▼

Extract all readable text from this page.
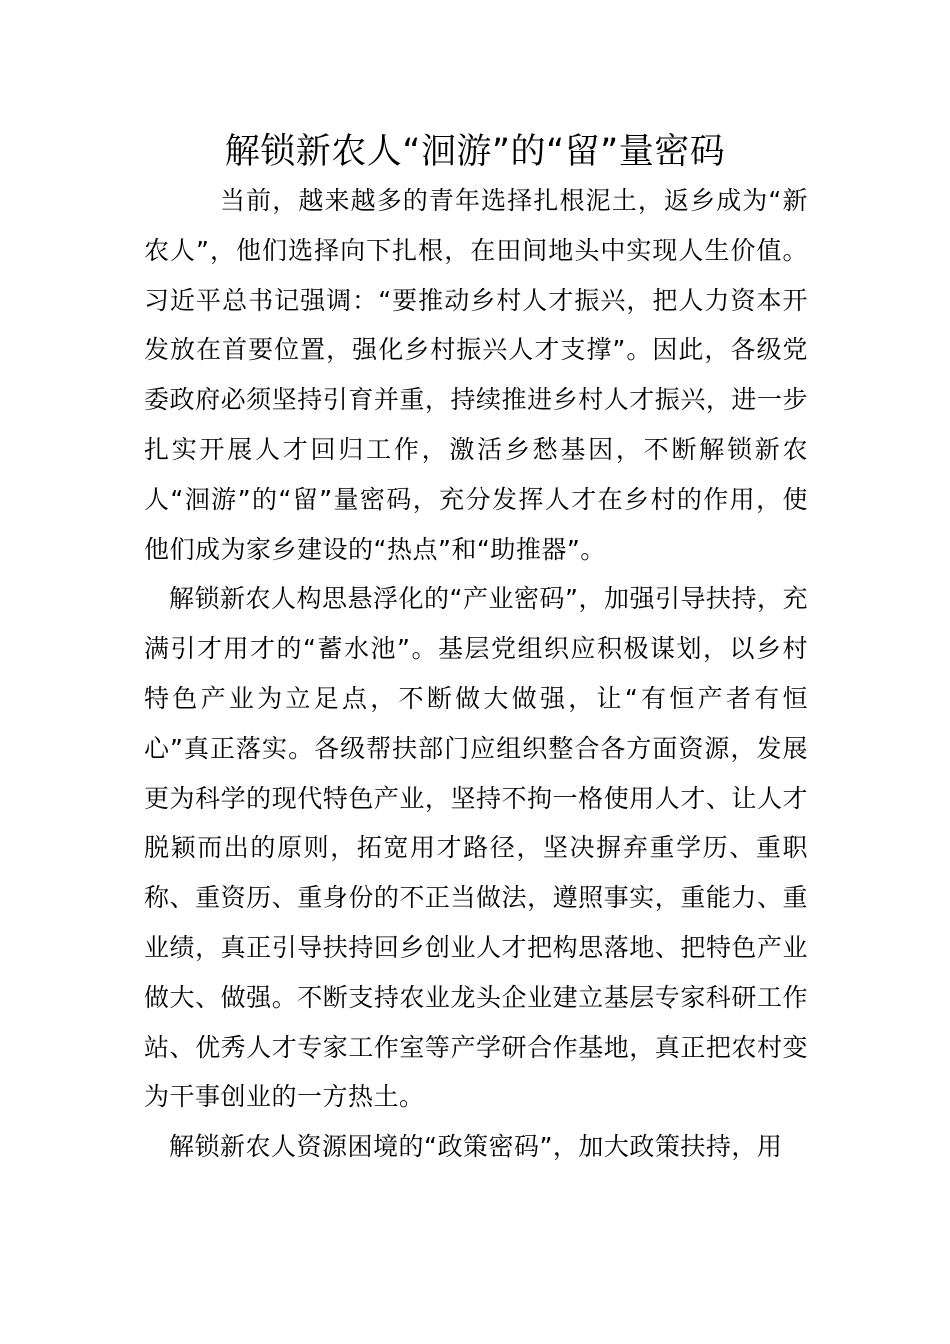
解锁新农人“洄游”的“留”量密码

当前，越来越多的青年选择扎根泥土，返乡成为“新农人”，他们选择向下扎根，在田间地头中实现人生价值。习近平总书记强调：“要推动乡村人才振兴，把人力资本开发放在首要位置，强化乡村振兴人才支撑”。因此，各级党委政府必须坚持引育并重，持续推进乡村人才振兴，进一步扎实开展人才回归工作，激活乡愁基因，不断解锁新农人“洄游”的“留”量密码，充分发挥人才在乡村的作用，使他们成为家乡建设的“热点”和“助推器”。

解锁新农人构思悬浮化的“产业密码”，加强引导扶持，充满引才用才的“蓄水池”。基层党组织应积极谋划，以乡村特色产业为立足点，不断做大做强，让“有恒产者有恒心”真正落实。各级帮扶部门应组织整合各方面资源，发展更为科学的现代特色产业，坚持不拘一格使用人才、让人才脱颖而出的原则，拓宽用才路径，坚决摒弃重学历、重职称、重资历、重身份的不正当做法，遵照事实，重能力、重业绩，真正引导扶持回乡创业人才把构思落地、把特色产业做大、做强。不断支持农业龙头企业建立基层专家科研工作站、优秀人才专家工作室等产学研合作基地，真正把农村变为干事创业的一方热土。

解锁新农人资源困境的“政策密码”，加大政策扶持，用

▲

### Given problem
Repeat the material above word for word, please, apart from its images.

### Written answer
Extract all readable text from this page.
解锁新农人“洄游”的“留”量密码

当前，越来越多的青年选择扎根泥土，返乡成为“新农人”，他们选择向下扎根，在田间地头中实现人生价值。习近平总书记强调：“要推动乡村人才振兴，把人力资本开发放在首要位置，强化乡村振兴人才支撑”。因此，各级党委政府必须坚持引育并重，持续推进乡村人才振兴，进一步扎实开展人才回归工作，激活乡愁基因，不断解锁新农人“洄游”的“留”量密码，充分发挥人才在乡村的作用，使他们成为家乡建设的“热点”和“助推器”。

解锁新农人构思悬浮化的“产业密码”，加强引导扶持，充满引才用才的“蓄水池”。基层党组织应积极谋划，以乡村特色产业为立足点，不断做大做强，让“有恒产者有恒心”真正落实。各级帮扶部门应组织整合各方面资源，发展更为科学的现代特色产业，坚持不拘一格使用人才、让人才脱颖而出的原则，拓宽用才路径，坚决摒弃重学历、重职称、重资历、重身份的不正当做法，遵照事实，重能力、重业绩，真正引导扶持回乡创业人才把构思落地、把特色产业做大、做强。不断支持农业龙头企业建立基层专家科研工作站、优秀人才专家工作室等产学研合作基地，真正把农村变为干事创业的一方热土。

解锁新农人资源困境的“政策密码”，加大政策扶持，用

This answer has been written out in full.